§ **STATED EXERCISE**
The listing below should be written out exactly; please include all of it.

§ **MATERIAL PROVIDED**
▬▬▬▬▬▬▬▬▬▬
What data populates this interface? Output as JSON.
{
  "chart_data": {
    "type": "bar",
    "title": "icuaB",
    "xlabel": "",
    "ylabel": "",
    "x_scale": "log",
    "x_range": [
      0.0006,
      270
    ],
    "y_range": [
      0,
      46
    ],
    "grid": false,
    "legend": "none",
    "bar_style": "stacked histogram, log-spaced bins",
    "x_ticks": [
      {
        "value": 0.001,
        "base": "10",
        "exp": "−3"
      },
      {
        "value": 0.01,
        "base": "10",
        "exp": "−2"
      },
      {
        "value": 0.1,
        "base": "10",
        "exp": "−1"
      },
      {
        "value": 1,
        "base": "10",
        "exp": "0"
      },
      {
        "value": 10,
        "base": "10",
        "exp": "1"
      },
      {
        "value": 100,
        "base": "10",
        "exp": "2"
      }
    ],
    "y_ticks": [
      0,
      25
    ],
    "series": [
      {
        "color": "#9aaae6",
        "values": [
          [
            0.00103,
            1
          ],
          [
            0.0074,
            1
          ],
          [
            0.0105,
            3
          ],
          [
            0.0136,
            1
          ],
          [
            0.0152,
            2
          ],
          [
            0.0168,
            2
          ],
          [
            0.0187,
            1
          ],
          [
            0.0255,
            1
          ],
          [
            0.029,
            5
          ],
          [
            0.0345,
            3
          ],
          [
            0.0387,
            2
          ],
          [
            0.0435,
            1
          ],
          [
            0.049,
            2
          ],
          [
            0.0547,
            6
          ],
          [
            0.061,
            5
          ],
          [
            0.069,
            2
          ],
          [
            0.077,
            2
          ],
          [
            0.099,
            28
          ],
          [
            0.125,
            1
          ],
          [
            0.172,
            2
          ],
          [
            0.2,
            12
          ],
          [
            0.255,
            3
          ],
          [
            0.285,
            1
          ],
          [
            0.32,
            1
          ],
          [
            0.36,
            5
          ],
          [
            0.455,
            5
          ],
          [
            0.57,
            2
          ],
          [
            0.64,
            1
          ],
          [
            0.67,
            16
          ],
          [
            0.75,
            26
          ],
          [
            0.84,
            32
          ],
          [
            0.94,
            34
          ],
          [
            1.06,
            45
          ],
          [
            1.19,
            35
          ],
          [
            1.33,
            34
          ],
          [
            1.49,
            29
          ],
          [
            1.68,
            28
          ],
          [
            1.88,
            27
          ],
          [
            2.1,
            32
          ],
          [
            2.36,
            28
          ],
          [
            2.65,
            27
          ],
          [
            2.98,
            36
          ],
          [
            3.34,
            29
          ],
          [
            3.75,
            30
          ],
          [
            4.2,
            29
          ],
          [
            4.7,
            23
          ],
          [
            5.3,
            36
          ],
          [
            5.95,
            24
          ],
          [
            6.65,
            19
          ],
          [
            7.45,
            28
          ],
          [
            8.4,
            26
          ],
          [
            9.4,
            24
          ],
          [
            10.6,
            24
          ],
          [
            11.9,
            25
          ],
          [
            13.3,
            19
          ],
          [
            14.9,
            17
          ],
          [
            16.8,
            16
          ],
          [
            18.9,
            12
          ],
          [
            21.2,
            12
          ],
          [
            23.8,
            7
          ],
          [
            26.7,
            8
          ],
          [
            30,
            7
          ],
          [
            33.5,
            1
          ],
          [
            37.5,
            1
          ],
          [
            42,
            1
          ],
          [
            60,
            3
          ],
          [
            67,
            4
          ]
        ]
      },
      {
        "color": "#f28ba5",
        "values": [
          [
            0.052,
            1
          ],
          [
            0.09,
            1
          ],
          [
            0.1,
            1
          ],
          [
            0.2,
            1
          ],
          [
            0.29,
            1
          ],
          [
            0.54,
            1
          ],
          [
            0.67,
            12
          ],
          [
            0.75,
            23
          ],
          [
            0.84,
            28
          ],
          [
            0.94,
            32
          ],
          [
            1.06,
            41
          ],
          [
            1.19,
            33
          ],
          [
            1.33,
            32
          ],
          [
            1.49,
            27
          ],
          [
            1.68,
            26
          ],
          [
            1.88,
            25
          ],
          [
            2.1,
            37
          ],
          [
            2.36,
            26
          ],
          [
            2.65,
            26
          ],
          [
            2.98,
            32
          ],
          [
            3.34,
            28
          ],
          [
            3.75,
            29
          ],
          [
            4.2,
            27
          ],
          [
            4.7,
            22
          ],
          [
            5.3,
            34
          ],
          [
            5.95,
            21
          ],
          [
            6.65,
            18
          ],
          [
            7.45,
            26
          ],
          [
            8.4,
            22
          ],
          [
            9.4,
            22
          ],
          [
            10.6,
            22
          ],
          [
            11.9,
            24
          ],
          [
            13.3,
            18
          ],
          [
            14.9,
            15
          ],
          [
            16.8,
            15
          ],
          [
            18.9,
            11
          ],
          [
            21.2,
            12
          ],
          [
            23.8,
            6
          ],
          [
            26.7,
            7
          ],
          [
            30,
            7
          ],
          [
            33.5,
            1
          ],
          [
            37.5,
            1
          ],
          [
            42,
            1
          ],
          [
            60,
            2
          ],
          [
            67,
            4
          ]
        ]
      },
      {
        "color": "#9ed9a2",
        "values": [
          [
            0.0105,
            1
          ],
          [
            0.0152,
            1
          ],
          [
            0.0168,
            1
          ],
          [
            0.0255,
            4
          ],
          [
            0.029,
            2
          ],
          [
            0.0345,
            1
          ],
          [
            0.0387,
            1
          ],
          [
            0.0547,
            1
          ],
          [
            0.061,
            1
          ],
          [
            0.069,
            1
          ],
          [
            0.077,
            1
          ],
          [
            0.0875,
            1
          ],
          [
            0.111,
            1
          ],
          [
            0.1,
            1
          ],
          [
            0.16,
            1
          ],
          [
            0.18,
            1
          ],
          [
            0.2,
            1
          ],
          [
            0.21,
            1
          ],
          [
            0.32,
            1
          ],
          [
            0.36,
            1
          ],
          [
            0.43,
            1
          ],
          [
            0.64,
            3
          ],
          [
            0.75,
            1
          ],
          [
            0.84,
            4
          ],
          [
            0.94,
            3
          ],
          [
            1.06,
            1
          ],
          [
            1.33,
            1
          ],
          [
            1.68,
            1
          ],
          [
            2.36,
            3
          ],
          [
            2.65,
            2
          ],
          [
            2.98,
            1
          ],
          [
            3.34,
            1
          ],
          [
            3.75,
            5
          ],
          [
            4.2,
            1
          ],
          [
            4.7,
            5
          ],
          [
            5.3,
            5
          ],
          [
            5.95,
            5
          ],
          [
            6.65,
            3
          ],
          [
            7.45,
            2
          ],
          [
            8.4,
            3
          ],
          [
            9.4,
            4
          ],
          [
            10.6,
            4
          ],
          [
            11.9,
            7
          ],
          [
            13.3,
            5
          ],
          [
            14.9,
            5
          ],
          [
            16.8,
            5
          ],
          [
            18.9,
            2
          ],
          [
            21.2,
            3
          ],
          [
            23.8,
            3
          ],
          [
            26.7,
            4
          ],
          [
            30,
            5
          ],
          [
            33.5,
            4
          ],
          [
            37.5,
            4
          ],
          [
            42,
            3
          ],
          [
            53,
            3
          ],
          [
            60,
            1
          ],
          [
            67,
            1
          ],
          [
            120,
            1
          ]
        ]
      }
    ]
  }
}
▬▬▬▬▬▬▬▬▬▬
§ **THE ANSWER**
What data populates this interface? Output as JSON.
{
  "chart_data": {
    "type": "bar",
    "title": "icuaB",
    "xlabel": "",
    "ylabel": "",
    "x_scale": "log",
    "x_range": [
      0.0006,
      270
    ],
    "y_range": [
      0,
      46
    ],
    "grid": false,
    "legend": "none",
    "bar_style": "stacked histogram, log-spaced bins",
    "x_ticks": [
      {
        "value": 0.001,
        "base": "10",
        "exp": "−3"
      },
      {
        "value": 0.01,
        "base": "10",
        "exp": "−2"
      },
      {
        "value": 0.1,
        "base": "10",
        "exp": "−1"
      },
      {
        "value": 1,
        "base": "10",
        "exp": "0"
      },
      {
        "value": 10,
        "base": "10",
        "exp": "1"
      },
      {
        "value": 100,
        "base": "10",
        "exp": "2"
      }
    ],
    "y_ticks": [
      0,
      25
    ],
    "series": [
      {
        "color": "#9aaae6",
        "values": [
          [
            0.00103,
            1
          ],
          [
            0.0074,
            1
          ],
          [
            0.0105,
            3
          ],
          [
            0.0136,
            1
          ],
          [
            0.0152,
            2
          ],
          [
            0.0168,
            2
          ],
          [
            0.0187,
            1
          ],
          [
            0.0255,
            1
          ],
          [
            0.029,
            5
          ],
          [
            0.0345,
            3
          ],
          [
            0.0387,
            2
          ],
          [
            0.0435,
            1
          ],
          [
            0.049,
            2
          ],
          [
            0.0547,
            6
          ],
          [
            0.061,
            5
          ],
          [
            0.069,
            2
          ],
          [
            0.077,
            2
          ],
          [
            0.099,
            28
          ],
          [
            0.125,
            1
          ],
          [
            0.172,
            2
          ],
          [
            0.2,
            12
          ],
          [
            0.255,
            3
          ],
          [
            0.285,
            1
          ],
          [
            0.32,
            1
          ],
          [
            0.36,
            5
          ],
          [
            0.455,
            5
          ],
          [
            0.57,
            2
          ],
          [
            0.64,
            1
          ],
          [
            0.67,
            16
          ],
          [
            0.75,
            26
          ],
          [
            0.84,
            32
          ],
          [
            0.94,
            34
          ],
          [
            1.06,
            45
          ],
          [
            1.19,
            35
          ],
          [
            1.33,
            34
          ],
          [
            1.49,
            29
          ],
          [
            1.68,
            28
          ],
          [
            1.88,
            27
          ],
          [
            2.1,
            32
          ],
          [
            2.36,
            28
          ],
          [
            2.65,
            27
          ],
          [
            2.98,
            36
          ],
          [
            3.34,
            29
          ],
          [
            3.75,
            30
          ],
          [
            4.2,
            29
          ],
          [
            4.7,
            23
          ],
          [
            5.3,
            36
          ],
          [
            5.95,
            24
          ],
          [
            6.65,
            19
          ],
          [
            7.45,
            28
          ],
          [
            8.4,
            26
          ],
          [
            9.4,
            24
          ],
          [
            10.6,
            24
          ],
          [
            11.9,
            25
          ],
          [
            13.3,
            19
          ],
          [
            14.9,
            17
          ],
          [
            16.8,
            16
          ],
          [
            18.9,
            12
          ],
          [
            21.2,
            12
          ],
          [
            23.8,
            7
          ],
          [
            26.7,
            8
          ],
          [
            30,
            7
          ],
          [
            33.5,
            1
          ],
          [
            37.5,
            1
          ],
          [
            42,
            1
          ],
          [
            60,
            3
          ],
          [
            67,
            4
          ]
        ]
      },
      {
        "color": "#f28ba5",
        "values": [
          [
            0.052,
            1
          ],
          [
            0.09,
            1
          ],
          [
            0.1,
            1
          ],
          [
            0.2,
            1
          ],
          [
            0.29,
            1
          ],
          [
            0.54,
            1
          ],
          [
            0.67,
            12
          ],
          [
            0.75,
            23
          ],
          [
            0.84,
            28
          ],
          [
            0.94,
            32
          ],
          [
            1.06,
            41
          ],
          [
            1.19,
            33
          ],
          [
            1.33,
            32
          ],
          [
            1.49,
            27
          ],
          [
            1.68,
            26
          ],
          [
            1.88,
            25
          ],
          [
            2.1,
            37
          ],
          [
            2.36,
            26
          ],
          [
            2.65,
            26
          ],
          [
            2.98,
            32
          ],
          [
            3.34,
            28
          ],
          [
            3.75,
            29
          ],
          [
            4.2,
            27
          ],
          [
            4.7,
            22
          ],
          [
            5.3,
            34
          ],
          [
            5.95,
            21
          ],
          [
            6.65,
            18
          ],
          [
            7.45,
            26
          ],
          [
            8.4,
            22
          ],
          [
            9.4,
            22
          ],
          [
            10.6,
            22
          ],
          [
            11.9,
            24
          ],
          [
            13.3,
            18
          ],
          [
            14.9,
            15
          ],
          [
            16.8,
            15
          ],
          [
            18.9,
            11
          ],
          [
            21.2,
            12
          ],
          [
            23.8,
            6
          ],
          [
            26.7,
            7
          ],
          [
            30,
            7
          ],
          [
            33.5,
            1
          ],
          [
            37.5,
            1
          ],
          [
            42,
            1
          ],
          [
            60,
            2
          ],
          [
            67,
            4
          ]
        ]
      },
      {
        "color": "#9ed9a2",
        "values": [
          [
            0.0105,
            1
          ],
          [
            0.0152,
            1
          ],
          [
            0.0168,
            1
          ],
          [
            0.0255,
            4
          ],
          [
            0.029,
            2
          ],
          [
            0.0345,
            1
          ],
          [
            0.0387,
            1
          ],
          [
            0.0547,
            1
          ],
          [
            0.061,
            1
          ],
          [
            0.069,
            1
          ],
          [
            0.077,
            1
          ],
          [
            0.0875,
            1
          ],
          [
            0.111,
            1
          ],
          [
            0.1,
            1
          ],
          [
            0.16,
            1
          ],
          [
            0.18,
            1
          ],
          [
            0.2,
            1
          ],
          [
            0.21,
            1
          ],
          [
            0.32,
            1
          ],
          [
            0.36,
            1
          ],
          [
            0.43,
            1
          ],
          [
            0.64,
            3
          ],
          [
            0.75,
            1
          ],
          [
            0.84,
            4
          ],
          [
            0.94,
            3
          ],
          [
            1.06,
            1
          ],
          [
            1.33,
            1
          ],
          [
            1.68,
            1
          ],
          [
            2.36,
            3
          ],
          [
            2.65,
            2
          ],
          [
            2.98,
            1
          ],
          [
            3.34,
            1
          ],
          [
            3.75,
            5
          ],
          [
            4.2,
            1
          ],
          [
            4.7,
            5
          ],
          [
            5.3,
            5
          ],
          [
            5.95,
            5
          ],
          [
            6.65,
            3
          ],
          [
            7.45,
            2
          ],
          [
            8.4,
            3
          ],
          [
            9.4,
            4
          ],
          [
            10.6,
            4
          ],
          [
            11.9,
            7
          ],
          [
            13.3,
            5
          ],
          [
            14.9,
            5
          ],
          [
            16.8,
            5
          ],
          [
            18.9,
            2
          ],
          [
            21.2,
            3
          ],
          [
            23.8,
            3
          ],
          [
            26.7,
            4
          ],
          [
            30,
            5
          ],
          [
            33.5,
            4
          ],
          [
            37.5,
            4
          ],
          [
            42,
            3
          ],
          [
            53,
            3
          ],
          [
            60,
            1
          ],
          [
            67,
            1
          ],
          [
            120,
            1
          ]
        ]
      }
    ]
  }
}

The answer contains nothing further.